• _Passage to read_
----------
The Cheapest, Most Concentrated Eco-Friendly Dishwashing Liquid

Last year I bought a 32-ounce bottle of Biokleen dish soap for $4.79.  It lured me in with its seductive lemon-thyme scent but disappointed me with its lackluster performance in the kitchen.  Dishes came out greasy unless I used a LOT of the stuff, and I am not obsessive about dirt and grime.  I squeezed the last drop out of that bottle in less than six weeks. 

Six weeks for a bigger-than-average bottle?  This is what prompted me to pick up the $1.50 25-ounce bottle of generic, conventional dishwashing liquid.  It lasted from October to February–over 19 weeks!  In that time period, I would have had to buy at least two more bottles of Biokleen–and toss them in the recycling bin when they were empty.

I soon became obsessed with finding an affordable eco-friendly dish soap that worked as well as conventional soap.  Unfortunately, I never found any eco-friendly brand that could last nearly as long as the cheap generic stuff.  I hesitate recommending spending more (sometimes up to ten times more) on eco-friendly soaps when they don’t work as well and require more plastic bottles to be produced and then recycled or thrown away.  Plus, as I discussed last Friday, I’m now not even sure that eco-friendly dish soap is any better than conventional soap.

Here is a list of the soaps I tried.  I’ve included the bottle size, the price at my stores, and how long they lasted for me.  I cook a lot and don’t have a dishwasher, so I rely on dish soap for all of my dish-cleaning needs.  Your results will vary depending on how many dishes you wash, how often you wash them, and how liberally you use the soap (obviously).    I then calculated how much I’d have to spend a year with each particular brand.  Lastly, I figured out how many bottles I’d toss out in a year’s time.

Dish soap Size of bottle Cost per bottle Cost
er ounce
How long it lasts Cost per year Bottles per year
Bulk 25 oz. $3.10 $.124 7 weeks $23.02 0
Generic 25 oz. $1.50 $.06 19 weeks $4.11 2.7
Planet 25 oz. $2.99 $.119 11 weeks $14.13 4.7
Trader Joe’s 25 oz. $2.50 $.10 8 weeks $16.25 6.5
Biokleen 32 oz. $4.79 $.149 6 weeks $41.51 8.7
Ultra Dishmate 25 oz. $3.59 $.144 6 weeks $31.11 8.7
7th Generation 25 oz. $3.29 $.132 6 weeks $28.51 8.7

After all this experimenting, I never came up with the perfect solution to my dish soap dilemma.  But here are three possible conclusions to my year-long dishwashing odyssey: 

  1.  Use bulk dish soap.  One of my neighborhood stores, New Seasons, sells “eco-friendly” dish soap in bulk, so I can go in and refill the same bottle again and again.  The upside is, I would never have to recycle another plastic bottle.  The downside is, I went through 25 ounces in seven weeks, so I’d be using much more “eco-friendly” soap than conventional soap.  If there’s no clear environmental advantage to “eco-friendly” soap, as I discussed on Friday, then this is not a great solution for the planet.  It would also cost me five times as much as generic soap and take more effort.

2. Use Planet.  If you don’t have bulk dish soap available to you, the second best green bargain is Planet dishwashing liquid, which lasted over ten weeks–the most concentrated of all the eco-friendly soaps I tried.  It still doesn’t last as long as conventional dishwashing liquid, so you’ll spend more and go through more plastic bottles than you would with the generic kind.
----------
• _Problems and tasks_
- 1) In the dish soap article, replace "dishwasher" with "dish rack" and reproduce the passage starting with "Here is a list" and going on through "a year’s time.".
- 2) Name every dish soap listed in the first column of the comparison table in the dish soap article.
- 3) Continue the dish soap article from the point where it stops.
The records that follow come from a separate source and are unrelated to the dish soap article.

• _Data provided_
----------
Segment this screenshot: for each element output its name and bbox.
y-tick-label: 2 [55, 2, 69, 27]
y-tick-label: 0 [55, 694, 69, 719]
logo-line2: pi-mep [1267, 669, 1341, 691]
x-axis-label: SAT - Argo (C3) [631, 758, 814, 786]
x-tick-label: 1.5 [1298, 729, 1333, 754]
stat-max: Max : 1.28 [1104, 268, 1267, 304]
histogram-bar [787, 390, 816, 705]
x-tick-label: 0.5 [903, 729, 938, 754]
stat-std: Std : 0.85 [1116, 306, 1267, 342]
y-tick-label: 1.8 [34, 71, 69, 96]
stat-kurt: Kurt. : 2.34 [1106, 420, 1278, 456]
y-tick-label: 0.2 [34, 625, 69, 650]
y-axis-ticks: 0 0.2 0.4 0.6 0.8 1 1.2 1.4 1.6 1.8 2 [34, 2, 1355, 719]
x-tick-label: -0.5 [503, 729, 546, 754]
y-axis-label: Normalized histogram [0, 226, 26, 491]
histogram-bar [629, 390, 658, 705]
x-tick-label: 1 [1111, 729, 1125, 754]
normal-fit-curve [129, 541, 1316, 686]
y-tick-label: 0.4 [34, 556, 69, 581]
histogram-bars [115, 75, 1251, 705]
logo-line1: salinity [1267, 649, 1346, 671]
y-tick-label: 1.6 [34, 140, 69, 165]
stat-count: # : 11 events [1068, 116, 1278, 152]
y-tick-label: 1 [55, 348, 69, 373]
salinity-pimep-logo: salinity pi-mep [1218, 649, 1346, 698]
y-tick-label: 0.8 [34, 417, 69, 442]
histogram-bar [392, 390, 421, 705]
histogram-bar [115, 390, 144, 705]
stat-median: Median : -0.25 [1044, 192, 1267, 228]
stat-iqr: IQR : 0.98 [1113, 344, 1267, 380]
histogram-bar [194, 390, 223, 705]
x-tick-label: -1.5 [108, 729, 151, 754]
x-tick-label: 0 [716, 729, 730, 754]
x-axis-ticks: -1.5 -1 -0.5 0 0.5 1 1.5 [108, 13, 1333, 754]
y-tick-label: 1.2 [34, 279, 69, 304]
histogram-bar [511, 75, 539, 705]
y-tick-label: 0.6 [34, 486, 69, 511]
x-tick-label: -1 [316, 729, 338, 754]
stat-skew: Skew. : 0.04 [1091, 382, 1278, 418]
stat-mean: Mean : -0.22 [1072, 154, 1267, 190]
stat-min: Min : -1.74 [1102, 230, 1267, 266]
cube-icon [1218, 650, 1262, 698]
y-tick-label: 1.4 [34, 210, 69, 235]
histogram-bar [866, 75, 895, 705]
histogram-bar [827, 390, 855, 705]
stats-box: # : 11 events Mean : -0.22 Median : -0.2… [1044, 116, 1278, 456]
----------
• _Responses in order_
- 1)
Here is a list of the soaps I tried.  I’ve included the bottle size, the price at my stores, and how long they lasted for me.  I cook a lot and don’t have a dish rack, so I rely on dish soap for all of my dish-cleaning needs.  Your results will vary depending on how many dishes you wash, how often you wash them, and how liberally you use the soap (obviously).    I then calculated how much I’d have to spend a year with each particular brand.  Lastly, I figured out how many bottles I’d toss out in a year’s time.

- 2) Bulk, Generic, Planet, Trader Joe’s, Biokleen, Ultra Dishmate, 7th Generation

- 3)
  1. 3. Just use regular old conventional dish soap.  A 25-ounce bottle lasted almost twice as long as my eco-pick, Planet.  With environmental disadvantages to both plant-based and petroleum-based soaps, it wouldn’t be terrible to choose the soap that’s the most concentrated and creates the least amount of waste.  Many mainstream dish soaps are phosphate-free–check the labels.  Plus, it’s the cheapest option by far.  Generic soap would cost me just over $4.00 a year.  Compare that to Biokleen, which would cost ten times as much and waste almost three times as many plastic bottles.

A few months ago I found sustainable laundry detergent that worked well and even cost less than regular brands.  Why is it so hard to find dishwashing liquid that does the same?  What are your experiences with eco-friendly soaps?  Did I miss a great one in my review?

I never found the perfect dish soap that works for me, but I did come up with three options that might be better for the Earth without putting a huge dent in my budget.  For more tips, head on over to Rocks in My Dryer.

This Friday I’ll discuss some alternatives to liquid dish soap that will keep your dishes sparkling and the environment somewhat content.


  1. Thanks for sharing all your research! I’m always looking for a better, more economical product.

  2. I love Mrs.Meyers, either geranium or lemon verbena. It works remarkably well (I was a die-hard Dawn girl for years), it’s not the most expensive, but honestly it smells so good it’s worth the price to make the chore of washing dishes less miserable!

  3. Great study! I’ve been trying to figure out what kind of earth friendly dish soap to use when my current supply runs out!

  4. Great post! Thanks for sharing.

  5. What a great post! Found you via Rocks In My Dryer. Glad I did!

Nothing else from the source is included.